__TASK DETAILS__:
Make an exact copy of all the entries, but do not reproduce the pictures.

__DATASET RECORDS__:
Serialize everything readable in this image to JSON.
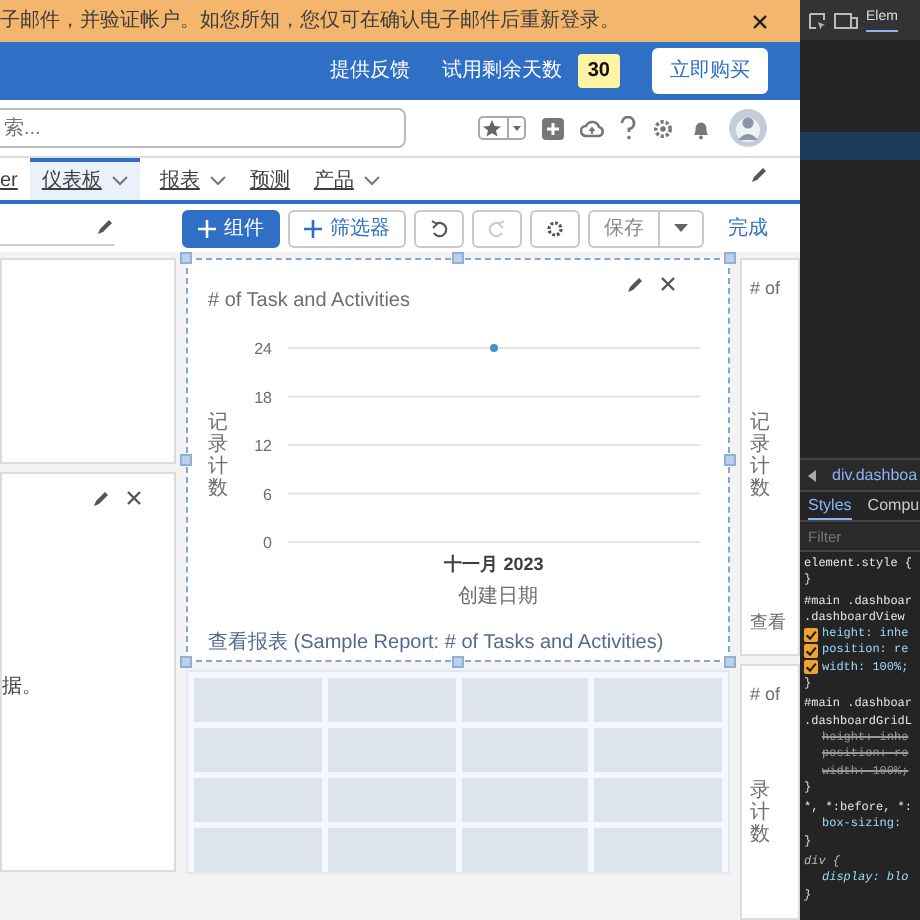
{
  "banner": {
    "text": "子邮件，并验证帐户。如您所知，您仅可在确认电子邮件后重新登录。"
  },
  "header": {
    "feedback": "提供反馈",
    "trial_label": "试用剩余天数",
    "trial_days": "30",
    "buy_button": "立即购买"
  },
  "search": {
    "placeholder": "索..."
  },
  "nav": {
    "tabs": [
      {
        "label": "er",
        "selected": false,
        "dropdown": false
      },
      {
        "label": "仪表板",
        "selected": true,
        "dropdown": true
      },
      {
        "label": "报表",
        "selected": false,
        "dropdown": true
      },
      {
        "label": "预测",
        "selected": false,
        "dropdown": false
      },
      {
        "label": "产品",
        "selected": false,
        "dropdown": true
      }
    ]
  },
  "toolbar": {
    "add_component": "组件",
    "add_filter": "筛选器",
    "redo_disabled": true,
    "save": "保存",
    "done": "完成"
  },
  "dashboard": {
    "columns": [
      {
        "widgets": [
          {
            "kind": "empty",
            "selected": false,
            "actions": false
          },
          {
            "kind": "text",
            "selected": false,
            "actions": true,
            "text": "据。"
          }
        ]
      },
      {
        "widgets": [
          {
            "kind": "chart",
            "selected": true,
            "actions": true,
            "title": "# of Task and Activities",
            "report_link": "查看报表 (Sample Report: # of Tasks and Activities)",
            "chart_data": {
              "type": "line",
              "xlabel": "创建日期",
              "ylabel": "记录计数",
              "categories": [
                "十一月 2023"
              ],
              "series": [
                {
                  "color": "#4a90c8",
                  "marker": true,
                  "values": [
                    24
                  ]
                }
              ],
              "yticks": [
                0,
                6,
                12,
                18,
                24
              ],
              "ylim": [
                0,
                24
              ],
              "grid": true
            }
          },
          {
            "kind": "placeholder",
            "selected": false,
            "actions": false
          }
        ]
      },
      {
        "widgets": [
          {
            "kind": "stub",
            "selected": false,
            "actions": false,
            "title": "# of",
            "ylabel": "记录计数",
            "link": "查看"
          },
          {
            "kind": "stub",
            "selected": false,
            "actions": false,
            "title": "# of",
            "ylabel": "录计数"
          }
        ]
      }
    ]
  },
  "devtools": {
    "tab": "Elem",
    "breadcrumb": "div.dashboa",
    "panel_tabs": [
      {
        "label": "Styles",
        "selected": true
      },
      {
        "label": "Compu",
        "selected": false
      }
    ],
    "filter_placeholder": "Filter",
    "rules": [
      {
        "selector": [
          "element.style {"
        ],
        "user_agent": false,
        "close": "}"
      },
      {
        "selector": [
          "#main .dashboar",
          ".dashboardView"
        ],
        "user_agent": false,
        "props": [
          {
            "text": "height: inhe",
            "checked": true,
            "overridden": false
          },
          {
            "text": "position: re",
            "checked": true,
            "overridden": false
          },
          {
            "text": "width: 100%;",
            "checked": true,
            "overridden": false
          }
        ],
        "close": "}"
      },
      {
        "selector": [
          "#main .dashboar",
          ".dashboardGridL"
        ],
        "user_agent": false,
        "props": [
          {
            "text": "height: inhe",
            "checked": false,
            "overridden": true
          },
          {
            "text": "position: re",
            "checked": false,
            "overridden": true
          },
          {
            "text": "width: 100%;",
            "checked": false,
            "overridden": true
          }
        ],
        "close": "}"
      },
      {
        "selector": [
          "*, *:before, *:"
        ],
        "user_agent": false,
        "props": [
          {
            "text": "box-sizing:",
            "checked": false,
            "overridden": false
          }
        ],
        "close": "}"
      },
      {
        "selector": [
          "div {"
        ],
        "user_agent": true,
        "props": [
          {
            "text": "display: blo",
            "checked": false,
            "overridden": false
          }
        ],
        "close": "}"
      }
    ]
  }
}
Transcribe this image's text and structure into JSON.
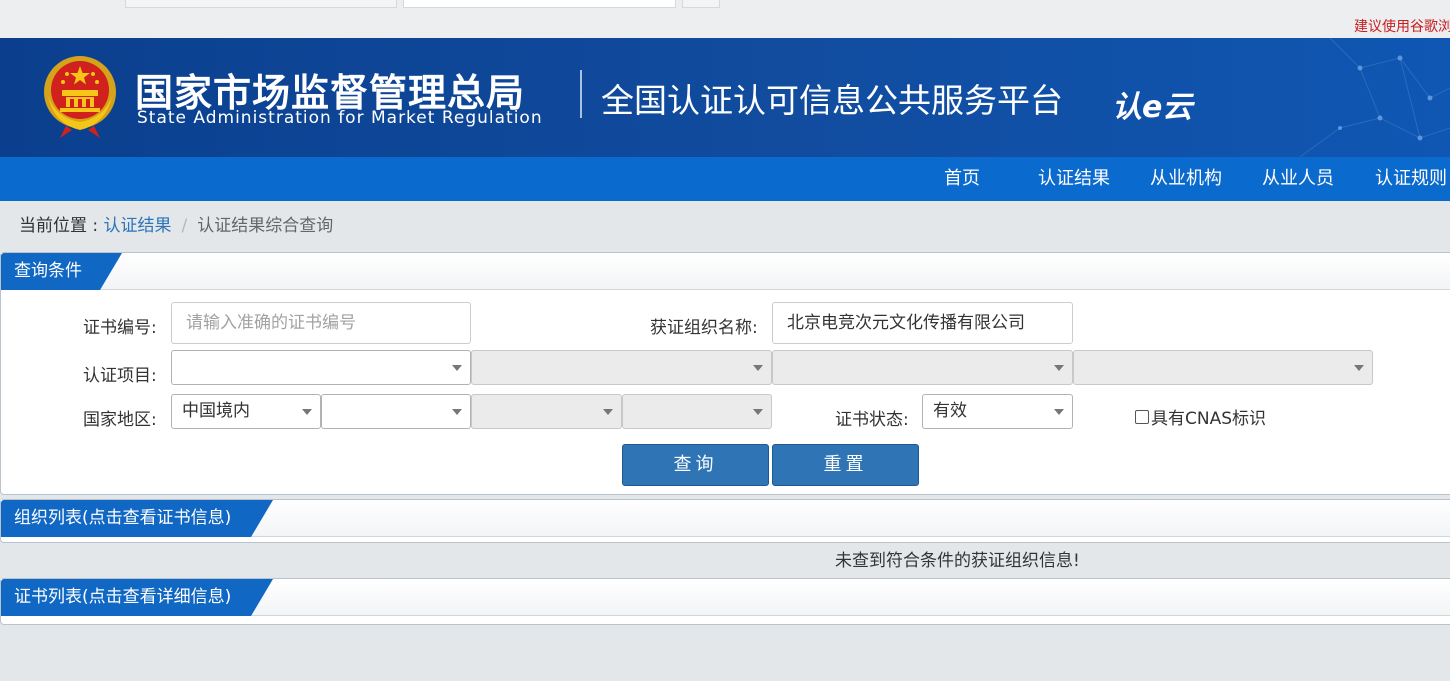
{
  "browser_tip": "建议使用谷歌浏",
  "header": {
    "org_cn": "国家市场监督管理总局",
    "org_en": "State Administration  for  Market Regulation",
    "platform_title": "全国认证认可信息公共服务平台",
    "platform_logo": "认e云"
  },
  "nav": {
    "items": [
      {
        "label": "首页"
      },
      {
        "label": "认证结果"
      },
      {
        "label": "从业机构"
      },
      {
        "label": "从业人员"
      },
      {
        "label": "认证规则"
      }
    ]
  },
  "breadcrumb": {
    "prefix": "当前位置 : ",
    "link": "认证结果",
    "separator": "/",
    "current": "认证结果综合查询"
  },
  "query_panel": {
    "title": "查询条件",
    "cert_no": {
      "label": "证书编号:",
      "placeholder": "请输入准确的证书编号",
      "value": ""
    },
    "org_name": {
      "label": "获证组织名称:",
      "value": "北京电竞次元文化传播有限公司"
    },
    "project": {
      "label": "认证项目:",
      "selects": [
        "",
        "",
        "",
        ""
      ]
    },
    "region": {
      "label": "国家地区:",
      "selects": [
        "中国境内",
        "",
        "",
        ""
      ]
    },
    "status": {
      "label": "证书状态:",
      "value": "有效"
    },
    "cnas_checkbox": {
      "label": "具有CNAS标识",
      "checked": false
    },
    "search_button": "查询",
    "reset_button": "重置"
  },
  "org_panel": {
    "title": "组织列表(点击查看证书信息)",
    "empty_message": "未查到符合条件的获证组织信息!"
  },
  "cert_panel": {
    "title": "证书列表(点击查看详细信息)"
  },
  "colors": {
    "banner": "#114c9f",
    "nav": "#0a6acd",
    "panel_tab": "#1068c4",
    "button": "#2f74b5",
    "link": "#2e74b8",
    "tip": "#c81e1e"
  }
}
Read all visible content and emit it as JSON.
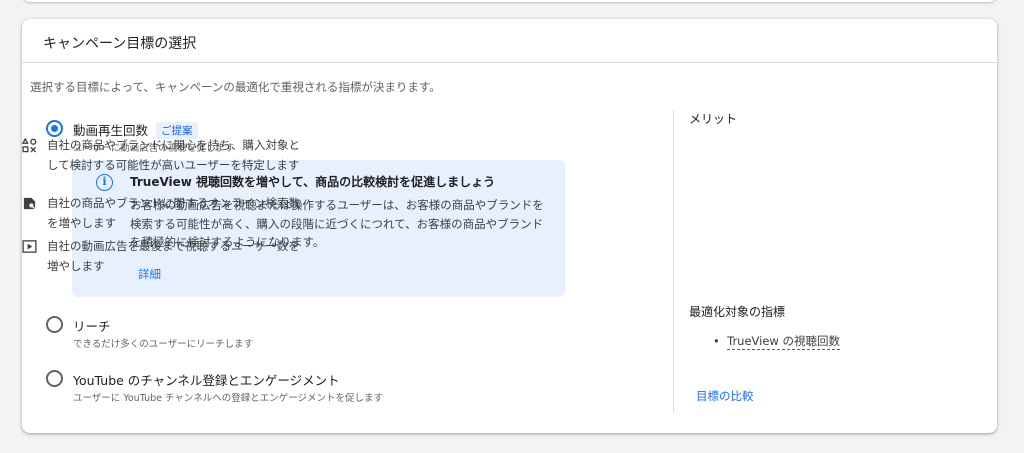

__PROBLEM SOLUTION__:
Serialize everything readable in this image to JSON.
{
  "banner": {
    "text": "子邮件，并验证帐户。如您所知，您仅可在确认电子邮件后重新登录。"
  },
  "header": {
    "feedback": "提供反馈",
    "trial_label": "试用剩余天数",
    "trial_days": "30",
    "buy_button": "立即购买"
  },
  "search": {
    "placeholder": "索..."
  },
  "nav": {
    "tabs": [
      {
        "label": "er",
        "selected": false,
        "dropdown": false
      },
      {
        "label": "仪表板",
        "selected": true,
        "dropdown": true
      },
      {
        "label": "报表",
        "selected": false,
        "dropdown": true
      },
      {
        "label": "预测",
        "selected": false,
        "dropdown": false
      },
      {
        "label": "产品",
        "selected": false,
        "dropdown": true
      }
    ]
  },
  "toolbar": {
    "add_component": "组件",
    "add_filter": "筛选器",
    "redo_disabled": true,
    "save": "保存",
    "done": "完成"
  },
  "dashboard": {
    "columns": [
      {
        "widgets": [
          {
            "kind": "empty",
            "selected": false,
            "actions": false
          },
          {
            "kind": "text",
            "selected": false,
            "actions": true,
            "text": "据。"
          }
        ]
      },
      {
        "widgets": [
          {
            "kind": "chart",
            "selected": true,
            "actions": true,
            "title": "# of Task and Activities",
            "report_link": "查看报表 (Sample Report: # of Tasks and Activities)",
            "chart_data": {
              "type": "line",
              "xlabel": "创建日期",
              "ylabel": "记录计数",
              "categories": [
                "十一月 2023"
              ],
              "series": [
                {
                  "color": "#4a90c8",
                  "marker": true,
                  "values": [
                    24
                  ]
                }
              ],
              "yticks": [
                0,
                6,
                12,
                18,
                24
              ],
              "ylim": [
                0,
                24
              ],
              "grid": true
            }
          },
          {
            "kind": "placeholder",
            "selected": false,
            "actions": false
          }
        ]
      },
      {
        "widgets": [
          {
            "kind": "stub",
            "selected": false,
            "actions": false,
            "title": "# of",
            "ylabel": "记录计数",
            "link": "查看"
          },
          {
            "kind": "stub",
            "selected": false,
            "actions": false,
            "title": "# of",
            "ylabel": "录计数"
          }
        ]
      }
    ]
  },
  "devtools": {
    "tab": "Elem",
    "breadcrumb": "div.dashboa",
    "panel_tabs": [
      {
        "label": "Styles",
        "selected": true
      },
      {
        "label": "Compu",
        "selected": false
      }
    ],
    "filter_placeholder": "Filter",
    "rules": [
      {
        "selector": [
          "element.style {"
        ],
        "user_agent": false,
        "close": "}"
      },
      {
        "selector": [
          "#main .dashboar",
          ".dashboardView"
        ],
        "user_agent": false,
        "props": [
          {
            "text": "height: inhe",
            "checked": true,
            "overridden": false
          },
          {
            "text": "position: re",
            "checked": true,
            "overridden": false
          },
          {
            "text": "width: 100%;",
            "checked": true,
            "overridden": false
          }
        ],
        "close": "}"
      },
      {
        "selector": [
          "#main .dashboar",
          ".dashboardGridL"
        ],
        "user_agent": false,
        "props": [
          {
            "text": "height: inhe",
            "checked": false,
            "overridden": true
          },
          {
            "text": "position: re",
            "checked": false,
            "overridden": true
          },
          {
            "text": "width: 100%;",
            "checked": false,
            "overridden": true
          }
        ],
        "close": "}"
      },
      {
        "selector": [
          "*, *:before, *:"
        ],
        "user_agent": false,
        "props": [
          {
            "text": "box-sizing:",
            "checked": false,
            "overridden": false
          }
        ],
        "close": "}"
      },
      {
        "selector": [
          "div {"
        ],
        "user_agent": true,
        "props": [
          {
            "text": "display: blo",
            "checked": false,
            "overridden": false
          }
        ],
        "close": "}"
      }
    ]
  }
}
Transcribe this image's text and structure into JSON.
{
  "browser_tip": "建议使用谷歌浏",
  "header": {
    "org_cn": "国家市场监督管理总局",
    "org_en": "State Administration  for  Market Regulation",
    "platform_title": "全国认证认可信息公共服务平台",
    "platform_logo": "认e云"
  },
  "nav": {
    "items": [
      {
        "label": "首页"
      },
      {
        "label": "认证结果"
      },
      {
        "label": "从业机构"
      },
      {
        "label": "从业人员"
      },
      {
        "label": "认证规则"
      }
    ]
  },
  "breadcrumb": {
    "prefix": "当前位置 : ",
    "link": "认证结果",
    "separator": "/",
    "current": "认证结果综合查询"
  },
  "query_panel": {
    "title": "查询条件",
    "cert_no": {
      "label": "证书编号:",
      "placeholder": "请输入准确的证书编号",
      "value": ""
    },
    "org_name": {
      "label": "获证组织名称:",
      "value": "北京电竞次元文化传播有限公司"
    },
    "project": {
      "label": "认证项目:",
      "selects": [
        "",
        "",
        "",
        ""
      ]
    },
    "region": {
      "label": "国家地区:",
      "selects": [
        "中国境内",
        "",
        "",
        ""
      ]
    },
    "status": {
      "label": "证书状态:",
      "value": "有效"
    },
    "cnas_checkbox": {
      "label": "具有CNAS标识",
      "checked": false
    },
    "search_button": "查询",
    "reset_button": "重置"
  },
  "org_panel": {
    "title": "组织列表(点击查看证书信息)",
    "empty_message": "未查到符合条件的获证组织信息!"
  },
  "cert_panel": {
    "title": "证书列表(点击查看详细信息)"
  },
  "colors": {
    "banner": "#114c9f",
    "nav": "#0a6acd",
    "panel_tab": "#1068c4",
    "button": "#2f74b5",
    "link": "#2e74b8",
    "tip": "#c81e1e"
  }
}
Read all visible content and emit it as JSON.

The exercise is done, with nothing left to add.